● Problem statement
Go through the lines below. Copy those with "this".

● Available data
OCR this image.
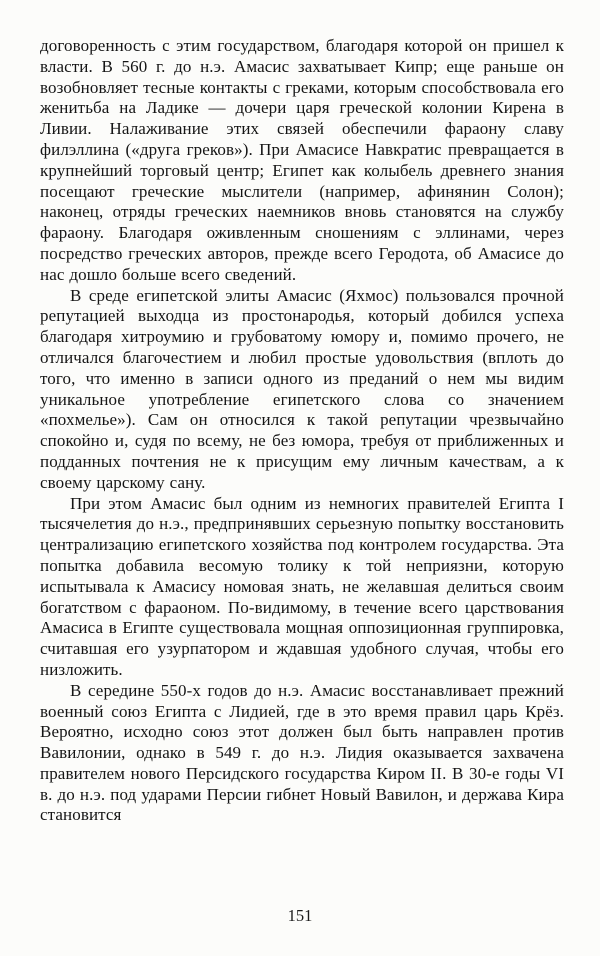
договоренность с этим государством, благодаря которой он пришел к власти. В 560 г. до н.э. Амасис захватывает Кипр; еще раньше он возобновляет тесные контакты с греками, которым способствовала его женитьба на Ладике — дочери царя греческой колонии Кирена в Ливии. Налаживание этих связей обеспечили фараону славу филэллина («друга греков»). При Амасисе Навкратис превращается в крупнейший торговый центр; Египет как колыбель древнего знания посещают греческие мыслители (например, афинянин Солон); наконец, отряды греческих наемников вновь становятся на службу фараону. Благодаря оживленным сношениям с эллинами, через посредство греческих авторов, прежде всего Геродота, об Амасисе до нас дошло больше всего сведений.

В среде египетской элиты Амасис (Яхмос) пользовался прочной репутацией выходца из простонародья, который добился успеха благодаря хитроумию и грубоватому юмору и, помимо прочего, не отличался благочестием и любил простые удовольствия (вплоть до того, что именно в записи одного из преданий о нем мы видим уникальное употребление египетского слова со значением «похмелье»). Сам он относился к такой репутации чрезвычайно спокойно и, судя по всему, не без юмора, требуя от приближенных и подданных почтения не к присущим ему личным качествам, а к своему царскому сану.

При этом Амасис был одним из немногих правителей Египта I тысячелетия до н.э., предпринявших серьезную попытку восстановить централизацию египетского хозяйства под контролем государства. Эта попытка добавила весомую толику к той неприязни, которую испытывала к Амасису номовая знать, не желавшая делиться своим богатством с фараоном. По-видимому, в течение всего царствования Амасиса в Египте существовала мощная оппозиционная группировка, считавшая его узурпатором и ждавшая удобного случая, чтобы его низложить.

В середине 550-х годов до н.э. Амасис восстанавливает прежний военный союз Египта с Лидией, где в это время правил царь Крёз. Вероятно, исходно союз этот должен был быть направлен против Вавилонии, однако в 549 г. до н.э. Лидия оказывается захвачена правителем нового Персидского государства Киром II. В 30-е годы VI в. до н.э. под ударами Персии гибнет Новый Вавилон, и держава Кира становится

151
...
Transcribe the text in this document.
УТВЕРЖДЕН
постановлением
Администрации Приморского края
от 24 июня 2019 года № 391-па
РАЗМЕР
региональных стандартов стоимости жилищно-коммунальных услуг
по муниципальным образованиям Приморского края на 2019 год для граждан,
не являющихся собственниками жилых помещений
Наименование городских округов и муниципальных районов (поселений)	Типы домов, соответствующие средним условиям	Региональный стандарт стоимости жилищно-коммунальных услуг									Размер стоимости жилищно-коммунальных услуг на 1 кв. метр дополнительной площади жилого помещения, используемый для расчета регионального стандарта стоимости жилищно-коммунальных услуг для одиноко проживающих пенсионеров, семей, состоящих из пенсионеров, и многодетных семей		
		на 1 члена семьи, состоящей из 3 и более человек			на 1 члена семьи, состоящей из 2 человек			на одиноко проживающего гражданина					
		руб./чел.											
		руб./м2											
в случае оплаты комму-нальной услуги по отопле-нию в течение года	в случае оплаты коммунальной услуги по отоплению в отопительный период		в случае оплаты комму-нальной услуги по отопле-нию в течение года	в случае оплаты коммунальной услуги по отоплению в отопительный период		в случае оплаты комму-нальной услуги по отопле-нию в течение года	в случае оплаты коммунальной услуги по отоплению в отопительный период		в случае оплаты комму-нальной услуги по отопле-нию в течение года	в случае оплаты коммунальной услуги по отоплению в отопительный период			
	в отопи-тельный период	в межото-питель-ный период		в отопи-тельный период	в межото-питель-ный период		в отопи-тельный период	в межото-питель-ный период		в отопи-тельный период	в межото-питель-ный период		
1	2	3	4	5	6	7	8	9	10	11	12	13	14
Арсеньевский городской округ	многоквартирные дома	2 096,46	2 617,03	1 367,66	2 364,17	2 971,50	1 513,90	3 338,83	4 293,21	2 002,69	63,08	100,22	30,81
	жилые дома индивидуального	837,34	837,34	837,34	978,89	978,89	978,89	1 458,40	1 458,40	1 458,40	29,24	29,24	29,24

● Result of the task
OCR this image.
Transcribe the text in this document.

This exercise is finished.